= PROBLEM =
Transcribe every line of the entries exactly.

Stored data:
---+---

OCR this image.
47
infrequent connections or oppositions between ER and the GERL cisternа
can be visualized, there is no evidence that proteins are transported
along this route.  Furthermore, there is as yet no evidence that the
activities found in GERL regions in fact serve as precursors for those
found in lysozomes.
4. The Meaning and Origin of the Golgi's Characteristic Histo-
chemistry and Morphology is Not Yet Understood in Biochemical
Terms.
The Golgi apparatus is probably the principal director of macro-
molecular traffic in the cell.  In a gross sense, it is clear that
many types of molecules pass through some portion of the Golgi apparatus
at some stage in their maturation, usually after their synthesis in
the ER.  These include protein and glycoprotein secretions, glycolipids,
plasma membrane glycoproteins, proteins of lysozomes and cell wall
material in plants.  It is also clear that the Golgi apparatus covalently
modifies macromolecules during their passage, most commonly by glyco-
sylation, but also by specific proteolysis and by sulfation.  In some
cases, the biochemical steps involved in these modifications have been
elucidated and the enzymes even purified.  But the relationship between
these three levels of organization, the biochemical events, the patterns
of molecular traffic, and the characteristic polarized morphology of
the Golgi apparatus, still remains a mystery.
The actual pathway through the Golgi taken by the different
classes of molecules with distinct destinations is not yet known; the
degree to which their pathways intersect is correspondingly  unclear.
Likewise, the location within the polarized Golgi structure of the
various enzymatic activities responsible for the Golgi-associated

---+---

= TASK OUTPUT =
OCR this image.
47
infrequent connections or oppositions between ER and the GERL cisternа
can be visualized, there is no evidence that proteins are transported
along this route.  Furthermore, there is as yet no evidence that the
activities found in GERL regions in fact serve as precursors for those
found in lysozomes.
4. The Meaning and Origin of the Golgi's Characteristic Histo-
chemistry and Morphology is Not Yet Understood in Biochemical
Terms.
The Golgi apparatus is probably the principal director of macro-
molecular traffic in the cell.  In a gross sense, it is clear that
many types of molecules pass through some portion of the Golgi apparatus
at some stage in their maturation, usually after their synthesis in
the ER.  These include protein and glycoprotein secretions, glycolipids,
plasma membrane glycoproteins, proteins of lysozomes and cell wall
material in plants.  It is also clear that the Golgi apparatus covalently
modifies macromolecules during their passage, most commonly by glyco-
sylation, but also by specific proteolysis and by sulfation.  In some
cases, the biochemical steps involved in these modifications have been
elucidated and the enzymes even purified.  But the relationship between
these three levels of organization, the biochemical events, the patterns
of molecular traffic, and the characteristic polarized morphology of
the Golgi apparatus, still remains a mystery.
The actual pathway through the Golgi taken by the different
classes of molecules with distinct destinations is not yet known; the
degree to which their pathways intersect is correspondingly  unclear.
Likewise, the location within the polarized Golgi structure of the
various enzymatic activities responsible for the Golgi-associated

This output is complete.